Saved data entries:

▬▬▬▬▬▬

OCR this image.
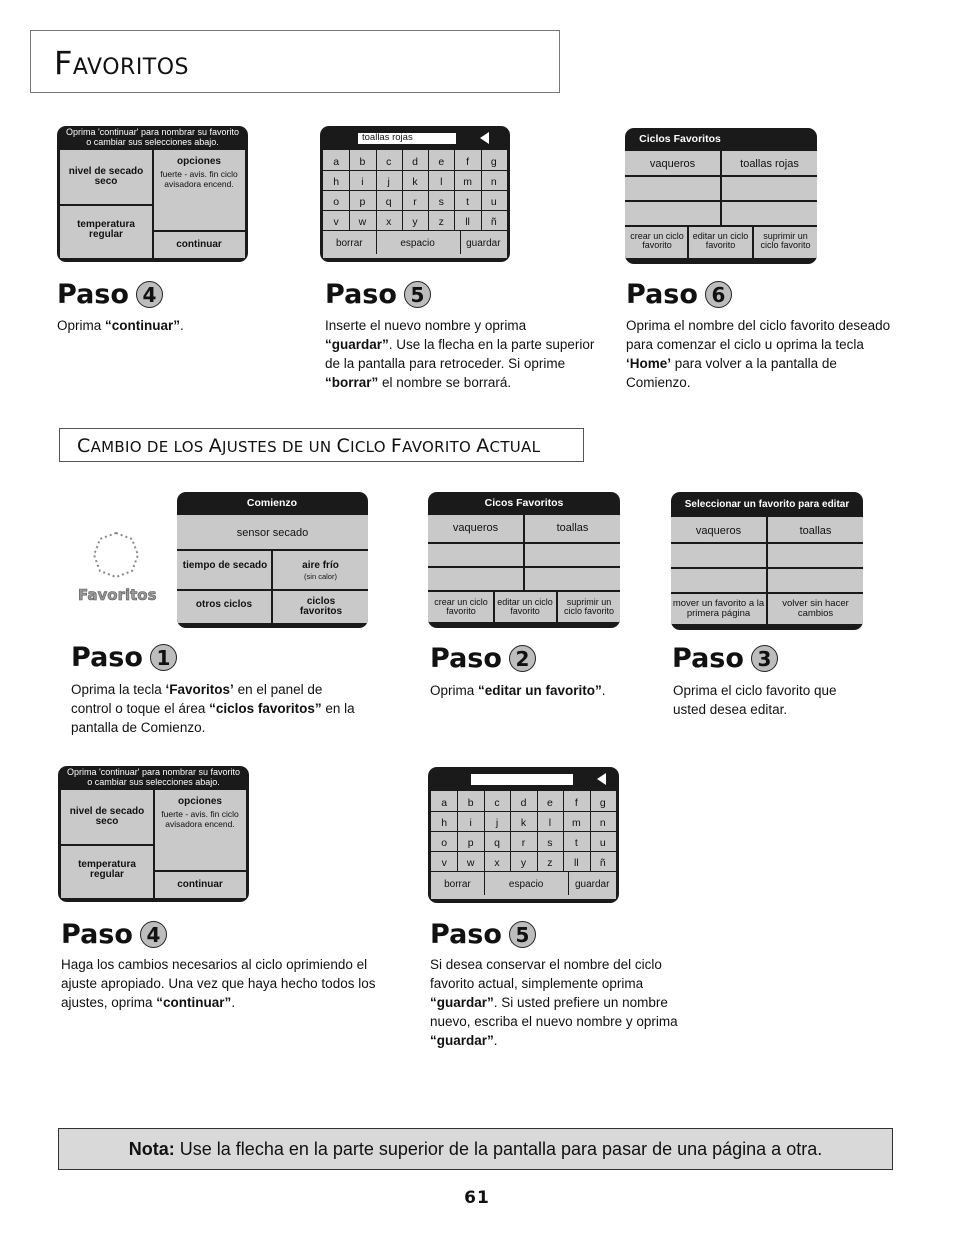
FAVORITOS
Oprima 'continuar' para nombrar su favorito o cambiar sus selecciones abajo.
nivel de secado seco
temperatura regular
opciones
fuerte - avis. fin ciclo avisadora encend.
continuar
toallas rojas
a	b	c	d	e	f	g
h	i	j	k	l	m	n
o	p	q	r	s	t	u
v	w	x	y	z	ll	ñ
borrar	espacio	guardar
Ciclos Favoritos
vaqueros	toallas rojas
crear un ciclo favorito
editar un ciclo favorito
suprimir un ciclo favorito
Paso 4
Oprima “continuar”.
Paso 5
Inserte el nuevo nombre y oprima “guardar”. Use la flecha en la parte superior de la pantalla para retroceder. Si oprime “borrar” el nombre se borrará.
Paso 6
Oprima el nombre del ciclo favorito deseado para comenzar el ciclo u oprima la tecla ‘Home’ para volver a la pantalla de Comienzo.
CAMBIO DE LOS AJUSTES DE UN CICLO FAVORITO ACTUAL
Favoritos
Comienzo
sensor secado
tiempo de secado	aire frío
(sin calor)
otros ciclos	ciclos favoritos
Cicos Favoritos
vaqueros	toallas
crear un ciclo favorito
editar un ciclo favorito
suprimir un ciclo favorito
Seleccionar un favorito para editar
vaqueros	toallas
mover un favorito a la primera página
volver sin hacer cambios
Paso 1
Oprima la tecla ‘Favoritos’ en el panel de control o toque el área “ciclos favoritos” en la pantalla de Comienzo.
Paso 2
Oprima “editar un favorito”.
Paso 3
Oprima el ciclo favorito que usted desea editar.
Oprima 'continuar' para nombrar su favorito o cambiar sus selecciones abajo.
nivel de secado seco
temperatura regular
opciones
fuerte - avis. fin ciclo avisadora encend.
continuar
a	b	c	d	e	f	g
h	i	j	k	l	m	n
o	p	q	r	s	t	u
v	w	x	y	z	ll	ñ
borrar	espacio	guardar
Paso 4
Haga los cambios necesarios al ciclo oprimiendo el ajuste apropiado. Una vez que haya hecho todos los ajustes, oprima “continuar”.
Paso 5
Si desea conservar el nombre del ciclo favorito actual, simplemente oprima “guardar”. Si usted prefiere un nombre nuevo, escriba el nuevo nombre y oprima “guardar”.
Nota: Use la flecha en la parte superior de la pantalla para pasar de una página a otra.
61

▬▬▬▬▬▬

The request: Transcribe all of the records above character for character. Exclude the pictures.

Worked answer:
OCR this image.
FAVORITOS
Oprima 'continuar' para nombrar su favorito o cambiar sus selecciones abajo.
nivel de secado seco
temperatura regular
opciones
fuerte - avis. fin ciclo avisadora encend.
continuar
toallas rojas
a	b	c	d	e	f	g
h	i	j	k	l	m	n
o	p	q	r	s	t	u
v	w	x	y	z	ll	ñ
borrar	espacio	guardar
Ciclos Favoritos
vaqueros	toallas rojas
crear un ciclo favorito
editar un ciclo favorito
suprimir un ciclo favorito
Paso 4
Oprima “continuar”.
Paso 5
Inserte el nuevo nombre y oprima “guardar”. Use la flecha en la parte superior de la pantalla para retroceder. Si oprime “borrar” el nombre se borrará.
Paso 6
Oprima el nombre del ciclo favorito deseado para comenzar el ciclo u oprima la tecla ‘Home’ para volver a la pantalla de Comienzo.
CAMBIO DE LOS AJUSTES DE UN CICLO FAVORITO ACTUAL
Favoritos
Comienzo
sensor secado
tiempo de secado	aire frío
(sin calor)
otros ciclos	ciclos favoritos
Cicos Favoritos
vaqueros	toallas
crear un ciclo favorito
editar un ciclo favorito
suprimir un ciclo favorito
Seleccionar un favorito para editar
vaqueros	toallas
mover un favorito a la primera página
volver sin hacer cambios
Paso 1
Oprima la tecla ‘Favoritos’ en el panel de control o toque el área “ciclos favoritos” en la pantalla de Comienzo.
Paso 2
Oprima “editar un favorito”.
Paso 3
Oprima el ciclo favorito que usted desea editar.
Oprima 'continuar' para nombrar su favorito o cambiar sus selecciones abajo.
nivel de secado seco
temperatura regular
opciones
fuerte - avis. fin ciclo avisadora encend.
continuar
a	b	c	d	e	f	g
h	i	j	k	l	m	n
o	p	q	r	s	t	u
v	w	x	y	z	ll	ñ
borrar	espacio	guardar
Paso 4
Haga los cambios necesarios al ciclo oprimiendo el ajuste apropiado. Una vez que haya hecho todos los ajustes, oprima “continuar”.
Paso 5
Si desea conservar el nombre del ciclo favorito actual, simplemente oprima “guardar”. Si usted prefiere un nombre nuevo, escriba el nuevo nombre y oprima “guardar”.
Nota: Use la flecha en la parte superior de la pantalla para pasar de una página a otra.
61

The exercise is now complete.